== Listed entries ==

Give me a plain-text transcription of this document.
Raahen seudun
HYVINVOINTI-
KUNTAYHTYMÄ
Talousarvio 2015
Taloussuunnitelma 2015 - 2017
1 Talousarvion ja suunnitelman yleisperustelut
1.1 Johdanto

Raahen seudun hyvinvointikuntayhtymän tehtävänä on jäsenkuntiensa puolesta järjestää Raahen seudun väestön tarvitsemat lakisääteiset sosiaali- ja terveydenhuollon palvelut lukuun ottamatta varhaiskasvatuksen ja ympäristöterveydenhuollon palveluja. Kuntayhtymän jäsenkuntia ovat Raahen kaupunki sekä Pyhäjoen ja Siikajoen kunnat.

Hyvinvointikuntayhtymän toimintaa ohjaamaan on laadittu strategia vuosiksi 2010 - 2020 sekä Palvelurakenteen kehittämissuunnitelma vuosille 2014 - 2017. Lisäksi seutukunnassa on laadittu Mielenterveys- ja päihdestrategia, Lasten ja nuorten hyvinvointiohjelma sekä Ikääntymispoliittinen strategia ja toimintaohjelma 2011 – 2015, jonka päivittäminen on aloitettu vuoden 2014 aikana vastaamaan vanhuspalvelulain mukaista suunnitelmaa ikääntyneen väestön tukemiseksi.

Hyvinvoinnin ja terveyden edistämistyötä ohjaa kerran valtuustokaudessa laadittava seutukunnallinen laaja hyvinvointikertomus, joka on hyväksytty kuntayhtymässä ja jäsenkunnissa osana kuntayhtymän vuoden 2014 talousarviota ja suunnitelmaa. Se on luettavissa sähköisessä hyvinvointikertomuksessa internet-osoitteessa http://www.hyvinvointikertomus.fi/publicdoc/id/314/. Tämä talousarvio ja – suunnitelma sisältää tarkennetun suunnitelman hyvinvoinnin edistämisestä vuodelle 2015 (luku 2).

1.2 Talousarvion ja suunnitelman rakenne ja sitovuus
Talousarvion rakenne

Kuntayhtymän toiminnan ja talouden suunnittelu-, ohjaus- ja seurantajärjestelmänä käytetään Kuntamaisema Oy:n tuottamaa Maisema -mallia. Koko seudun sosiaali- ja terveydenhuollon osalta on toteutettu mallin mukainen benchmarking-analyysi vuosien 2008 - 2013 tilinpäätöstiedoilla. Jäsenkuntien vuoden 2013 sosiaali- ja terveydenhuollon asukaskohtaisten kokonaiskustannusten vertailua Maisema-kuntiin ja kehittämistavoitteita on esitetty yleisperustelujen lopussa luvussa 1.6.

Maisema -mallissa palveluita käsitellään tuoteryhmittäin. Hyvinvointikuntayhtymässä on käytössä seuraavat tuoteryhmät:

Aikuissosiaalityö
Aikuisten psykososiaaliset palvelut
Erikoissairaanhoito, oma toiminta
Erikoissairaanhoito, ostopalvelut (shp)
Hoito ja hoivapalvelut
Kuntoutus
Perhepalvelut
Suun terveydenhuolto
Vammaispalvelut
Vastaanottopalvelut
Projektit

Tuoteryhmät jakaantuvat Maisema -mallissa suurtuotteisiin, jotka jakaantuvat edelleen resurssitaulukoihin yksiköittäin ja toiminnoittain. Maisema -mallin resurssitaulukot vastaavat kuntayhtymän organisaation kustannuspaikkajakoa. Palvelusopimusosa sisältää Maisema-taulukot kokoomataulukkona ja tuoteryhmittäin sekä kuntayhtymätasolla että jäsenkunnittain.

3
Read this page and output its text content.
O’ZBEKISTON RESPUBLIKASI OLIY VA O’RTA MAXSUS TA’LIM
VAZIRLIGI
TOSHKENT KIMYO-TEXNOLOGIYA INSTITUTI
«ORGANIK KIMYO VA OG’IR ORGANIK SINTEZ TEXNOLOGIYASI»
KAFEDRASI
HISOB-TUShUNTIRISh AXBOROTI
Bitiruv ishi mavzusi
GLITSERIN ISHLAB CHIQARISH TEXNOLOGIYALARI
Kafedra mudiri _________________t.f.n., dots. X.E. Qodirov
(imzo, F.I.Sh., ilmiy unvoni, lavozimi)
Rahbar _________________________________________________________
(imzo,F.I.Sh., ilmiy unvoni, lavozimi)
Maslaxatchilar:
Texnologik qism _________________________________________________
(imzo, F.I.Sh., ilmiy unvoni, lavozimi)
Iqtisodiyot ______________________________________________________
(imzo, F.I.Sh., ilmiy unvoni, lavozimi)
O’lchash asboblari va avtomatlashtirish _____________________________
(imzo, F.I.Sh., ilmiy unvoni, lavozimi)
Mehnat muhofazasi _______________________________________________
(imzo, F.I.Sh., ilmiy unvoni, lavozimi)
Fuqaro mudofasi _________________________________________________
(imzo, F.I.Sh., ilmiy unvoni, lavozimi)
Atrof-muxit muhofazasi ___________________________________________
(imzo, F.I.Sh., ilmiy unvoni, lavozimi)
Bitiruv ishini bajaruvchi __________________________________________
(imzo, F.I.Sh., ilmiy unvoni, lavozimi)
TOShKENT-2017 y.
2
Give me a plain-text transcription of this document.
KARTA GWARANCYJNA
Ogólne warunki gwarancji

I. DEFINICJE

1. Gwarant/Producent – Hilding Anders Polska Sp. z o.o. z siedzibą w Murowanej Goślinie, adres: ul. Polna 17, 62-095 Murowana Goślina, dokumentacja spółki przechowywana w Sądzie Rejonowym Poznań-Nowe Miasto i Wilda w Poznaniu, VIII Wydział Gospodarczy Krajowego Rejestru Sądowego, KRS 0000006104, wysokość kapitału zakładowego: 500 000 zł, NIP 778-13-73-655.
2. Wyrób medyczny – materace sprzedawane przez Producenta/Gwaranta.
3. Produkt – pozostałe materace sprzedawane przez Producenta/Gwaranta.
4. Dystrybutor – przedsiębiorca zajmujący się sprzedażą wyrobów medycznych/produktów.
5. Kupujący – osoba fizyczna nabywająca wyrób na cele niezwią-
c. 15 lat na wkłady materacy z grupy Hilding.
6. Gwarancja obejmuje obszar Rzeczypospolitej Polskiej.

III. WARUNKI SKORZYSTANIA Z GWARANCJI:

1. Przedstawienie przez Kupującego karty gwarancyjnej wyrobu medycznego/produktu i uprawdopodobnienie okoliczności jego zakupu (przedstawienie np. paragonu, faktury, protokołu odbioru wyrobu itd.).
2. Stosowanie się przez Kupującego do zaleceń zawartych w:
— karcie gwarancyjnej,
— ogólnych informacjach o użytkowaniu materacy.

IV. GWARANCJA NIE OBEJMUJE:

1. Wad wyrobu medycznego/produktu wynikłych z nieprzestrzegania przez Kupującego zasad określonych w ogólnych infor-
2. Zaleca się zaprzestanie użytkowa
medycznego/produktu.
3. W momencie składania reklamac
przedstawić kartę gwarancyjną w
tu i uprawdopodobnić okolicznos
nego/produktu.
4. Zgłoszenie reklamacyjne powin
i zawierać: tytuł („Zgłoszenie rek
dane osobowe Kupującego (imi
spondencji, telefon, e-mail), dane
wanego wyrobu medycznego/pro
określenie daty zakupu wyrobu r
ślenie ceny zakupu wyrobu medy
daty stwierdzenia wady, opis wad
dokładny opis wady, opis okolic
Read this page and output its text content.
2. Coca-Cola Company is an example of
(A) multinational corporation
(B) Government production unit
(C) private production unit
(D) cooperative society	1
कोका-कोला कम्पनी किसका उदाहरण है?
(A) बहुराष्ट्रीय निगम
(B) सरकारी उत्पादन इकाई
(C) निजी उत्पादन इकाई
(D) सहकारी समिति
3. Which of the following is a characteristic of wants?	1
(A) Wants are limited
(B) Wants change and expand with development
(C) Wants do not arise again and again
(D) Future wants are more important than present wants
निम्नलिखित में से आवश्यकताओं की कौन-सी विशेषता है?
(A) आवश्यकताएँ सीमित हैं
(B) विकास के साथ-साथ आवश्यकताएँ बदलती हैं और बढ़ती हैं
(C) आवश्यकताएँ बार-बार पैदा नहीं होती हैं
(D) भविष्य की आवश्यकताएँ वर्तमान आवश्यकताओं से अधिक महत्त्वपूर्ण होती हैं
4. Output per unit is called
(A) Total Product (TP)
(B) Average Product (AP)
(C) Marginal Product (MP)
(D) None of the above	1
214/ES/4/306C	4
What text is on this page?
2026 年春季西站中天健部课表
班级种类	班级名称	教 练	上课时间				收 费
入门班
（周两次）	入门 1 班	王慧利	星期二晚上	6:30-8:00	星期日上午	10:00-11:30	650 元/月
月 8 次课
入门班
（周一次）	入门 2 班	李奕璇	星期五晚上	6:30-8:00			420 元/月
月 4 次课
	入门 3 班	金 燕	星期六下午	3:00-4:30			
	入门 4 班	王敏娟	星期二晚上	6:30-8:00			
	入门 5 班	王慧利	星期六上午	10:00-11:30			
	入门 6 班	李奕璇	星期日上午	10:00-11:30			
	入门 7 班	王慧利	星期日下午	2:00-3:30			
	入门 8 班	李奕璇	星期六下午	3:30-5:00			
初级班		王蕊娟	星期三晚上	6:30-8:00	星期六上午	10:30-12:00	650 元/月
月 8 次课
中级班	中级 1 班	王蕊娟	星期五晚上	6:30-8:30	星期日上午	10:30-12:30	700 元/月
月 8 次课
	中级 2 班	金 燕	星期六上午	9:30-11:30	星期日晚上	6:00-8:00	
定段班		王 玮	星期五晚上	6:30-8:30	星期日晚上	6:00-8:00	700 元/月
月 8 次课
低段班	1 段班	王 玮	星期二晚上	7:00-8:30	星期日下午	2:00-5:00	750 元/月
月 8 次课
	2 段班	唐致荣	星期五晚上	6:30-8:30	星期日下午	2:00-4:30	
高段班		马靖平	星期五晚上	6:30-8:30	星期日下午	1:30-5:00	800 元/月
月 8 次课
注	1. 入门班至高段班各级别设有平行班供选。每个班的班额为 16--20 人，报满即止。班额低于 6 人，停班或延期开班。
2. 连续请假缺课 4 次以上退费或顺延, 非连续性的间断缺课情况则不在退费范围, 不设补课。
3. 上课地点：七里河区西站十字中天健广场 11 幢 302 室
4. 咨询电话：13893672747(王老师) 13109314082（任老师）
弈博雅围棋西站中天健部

== Directions ==
Copy all lines above containing the string "星期二晚上".

== Answer to the task ==
（周两次）	入门 1 班	王慧利	星期二晚上	6:30-8:00	星期日上午	10:00-11:30	650 元/月
	入门 4 班	王敏娟	星期二晚上	6:30-8:00			
低段班	1 段班	王 玮	星期二晚上	7:00-8:30	星期日下午	2:00-5:00	750 元/月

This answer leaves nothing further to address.